* _What you need to do_: Without including any pictures, copy each entry below exactly.

+++ Supplied records +++

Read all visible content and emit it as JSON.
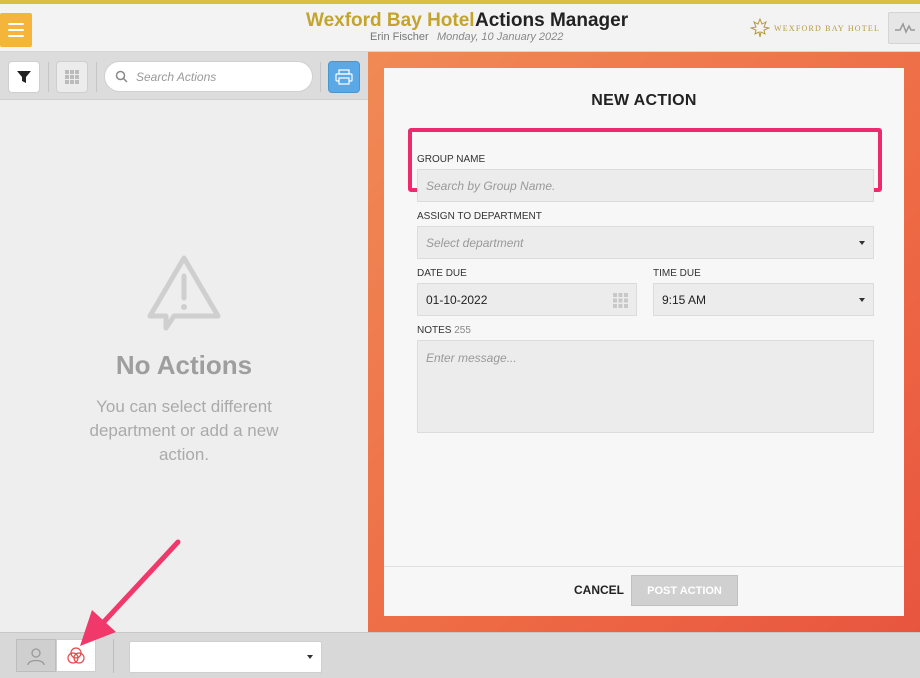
{
  "header": {
    "hotel_name": "Wexford Bay Hotel",
    "app_title": "Actions Manager",
    "user_name": "Erin Fischer",
    "date": "Monday, 10 January 2022",
    "logo_text": "WEXFORD BAY HOTEL",
    "accent_color": "#c3a42c",
    "icons": {
      "menu": "hamburger-icon",
      "logo": "maple-leaf-icon",
      "activity": "pulse-icon"
    }
  },
  "left_pane": {
    "search_placeholder": "Search Actions",
    "icons": {
      "filter": "funnel-icon",
      "grid": "grid-icon",
      "search": "search-icon",
      "print": "printer-icon",
      "warning": "warning-icon"
    },
    "empty_title": "No Actions",
    "empty_subtitle": "You can select different department or add a new action."
  },
  "form": {
    "title": "NEW ACTION",
    "group_name_label": "GROUP NAME",
    "group_name_placeholder": "Search by Group Name.",
    "department_label": "ASSIGN TO DEPARTMENT",
    "department_placeholder": "Select department",
    "date_due_label": "DATE DUE",
    "date_due_value": "01-10-2022",
    "time_due_label": "TIME DUE",
    "time_due_value": "9:15 AM",
    "notes_label": "NOTES",
    "notes_count": "255",
    "notes_placeholder": "Enter message...",
    "cancel_label": "CANCEL",
    "post_label": "POST ACTION",
    "highlight_color": "#ee2a6e"
  },
  "bottom_bar": {
    "icons": {
      "user": "user-icon",
      "circles": "venn-circles-icon"
    },
    "select_value": ""
  }
}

+++

* _Problem solution_:
Read all visible content and emit it as JSON.
{
  "header": {
    "hotel_name": "Wexford Bay Hotel",
    "app_title": "Actions Manager",
    "user_name": "Erin Fischer",
    "date": "Monday, 10 January 2022",
    "logo_text": "WEXFORD BAY HOTEL",
    "accent_color": "#c3a42c",
    "icons": {
      "menu": "hamburger-icon",
      "logo": "maple-leaf-icon",
      "activity": "pulse-icon"
    }
  },
  "left_pane": {
    "search_placeholder": "Search Actions",
    "icons": {
      "filter": "funnel-icon",
      "grid": "grid-icon",
      "search": "search-icon",
      "print": "printer-icon",
      "warning": "warning-icon"
    },
    "empty_title": "No Actions",
    "empty_subtitle": "You can select different department or add a new action."
  },
  "form": {
    "title": "NEW ACTION",
    "group_name_label": "GROUP NAME",
    "group_name_placeholder": "Search by Group Name.",
    "department_label": "ASSIGN TO DEPARTMENT",
    "department_placeholder": "Select department",
    "date_due_label": "DATE DUE",
    "date_due_value": "01-10-2022",
    "time_due_label": "TIME DUE",
    "time_due_value": "9:15 AM",
    "notes_label": "NOTES",
    "notes_count": "255",
    "notes_placeholder": "Enter message...",
    "cancel_label": "CANCEL",
    "post_label": "POST ACTION",
    "highlight_color": "#ee2a6e"
  },
  "bottom_bar": {
    "icons": {
      "user": "user-icon",
      "circles": "venn-circles-icon"
    },
    "select_value": ""
  }
}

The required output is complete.